┌────────
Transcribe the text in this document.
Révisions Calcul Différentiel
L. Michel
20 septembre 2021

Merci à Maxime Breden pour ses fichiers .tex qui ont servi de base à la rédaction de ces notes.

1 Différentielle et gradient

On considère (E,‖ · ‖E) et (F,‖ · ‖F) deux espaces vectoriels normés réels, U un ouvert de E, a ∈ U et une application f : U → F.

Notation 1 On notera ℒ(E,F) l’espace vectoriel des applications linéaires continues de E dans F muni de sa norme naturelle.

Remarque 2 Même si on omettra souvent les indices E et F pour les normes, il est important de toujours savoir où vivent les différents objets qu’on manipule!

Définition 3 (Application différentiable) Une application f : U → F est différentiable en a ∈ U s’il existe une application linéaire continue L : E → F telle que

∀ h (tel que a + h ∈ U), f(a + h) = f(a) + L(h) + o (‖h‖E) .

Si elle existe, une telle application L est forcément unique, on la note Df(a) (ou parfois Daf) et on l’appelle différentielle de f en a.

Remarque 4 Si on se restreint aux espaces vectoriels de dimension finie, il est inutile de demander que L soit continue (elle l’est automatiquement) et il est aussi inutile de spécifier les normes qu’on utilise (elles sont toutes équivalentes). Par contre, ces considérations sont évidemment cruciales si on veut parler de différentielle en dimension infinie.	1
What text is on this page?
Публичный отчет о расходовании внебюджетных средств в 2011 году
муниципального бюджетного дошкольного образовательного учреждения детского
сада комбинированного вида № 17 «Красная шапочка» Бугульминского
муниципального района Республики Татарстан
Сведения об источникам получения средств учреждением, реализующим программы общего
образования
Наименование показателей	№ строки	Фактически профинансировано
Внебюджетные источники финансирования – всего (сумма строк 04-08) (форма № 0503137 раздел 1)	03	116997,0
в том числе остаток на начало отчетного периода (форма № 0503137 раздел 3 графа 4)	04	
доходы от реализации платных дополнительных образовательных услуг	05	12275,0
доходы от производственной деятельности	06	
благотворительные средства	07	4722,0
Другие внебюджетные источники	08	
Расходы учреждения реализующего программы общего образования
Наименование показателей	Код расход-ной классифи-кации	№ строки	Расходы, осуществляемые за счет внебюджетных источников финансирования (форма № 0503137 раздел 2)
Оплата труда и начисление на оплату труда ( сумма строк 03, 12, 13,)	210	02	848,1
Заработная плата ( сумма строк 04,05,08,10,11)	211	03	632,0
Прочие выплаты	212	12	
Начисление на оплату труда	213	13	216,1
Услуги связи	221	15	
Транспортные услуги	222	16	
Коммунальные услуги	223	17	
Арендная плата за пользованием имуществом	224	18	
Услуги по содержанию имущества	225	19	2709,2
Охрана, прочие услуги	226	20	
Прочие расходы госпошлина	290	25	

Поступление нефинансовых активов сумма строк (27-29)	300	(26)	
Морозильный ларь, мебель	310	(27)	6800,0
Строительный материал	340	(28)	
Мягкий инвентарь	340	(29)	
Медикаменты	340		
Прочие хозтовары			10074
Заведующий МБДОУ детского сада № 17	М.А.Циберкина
└────────
= What you are asked to do =
Of the lines in the entries above, how many include "existe"? Only the number should be given.

= Final result =
2